## Input material
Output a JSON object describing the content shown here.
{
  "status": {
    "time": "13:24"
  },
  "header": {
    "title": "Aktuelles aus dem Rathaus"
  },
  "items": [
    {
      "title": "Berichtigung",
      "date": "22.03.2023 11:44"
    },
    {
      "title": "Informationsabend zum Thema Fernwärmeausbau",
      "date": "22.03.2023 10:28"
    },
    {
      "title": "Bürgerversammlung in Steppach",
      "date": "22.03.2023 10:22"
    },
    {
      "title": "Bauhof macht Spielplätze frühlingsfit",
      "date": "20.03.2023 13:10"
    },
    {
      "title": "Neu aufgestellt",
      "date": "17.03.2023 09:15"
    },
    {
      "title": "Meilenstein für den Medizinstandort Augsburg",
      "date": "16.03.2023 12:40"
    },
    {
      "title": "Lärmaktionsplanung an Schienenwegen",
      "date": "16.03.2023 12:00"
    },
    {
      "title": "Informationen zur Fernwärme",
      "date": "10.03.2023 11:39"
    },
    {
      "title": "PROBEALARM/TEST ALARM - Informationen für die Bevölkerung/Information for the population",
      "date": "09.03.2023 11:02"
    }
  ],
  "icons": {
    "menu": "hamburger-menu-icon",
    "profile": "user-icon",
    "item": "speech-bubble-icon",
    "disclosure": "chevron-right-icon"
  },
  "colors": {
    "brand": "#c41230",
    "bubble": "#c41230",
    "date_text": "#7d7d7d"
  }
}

## Task details
Show the lines of the material that contain the word "bubble".

## Worked answer
    "item": "speech-bubble-icon",
    "bubble": "#c41230",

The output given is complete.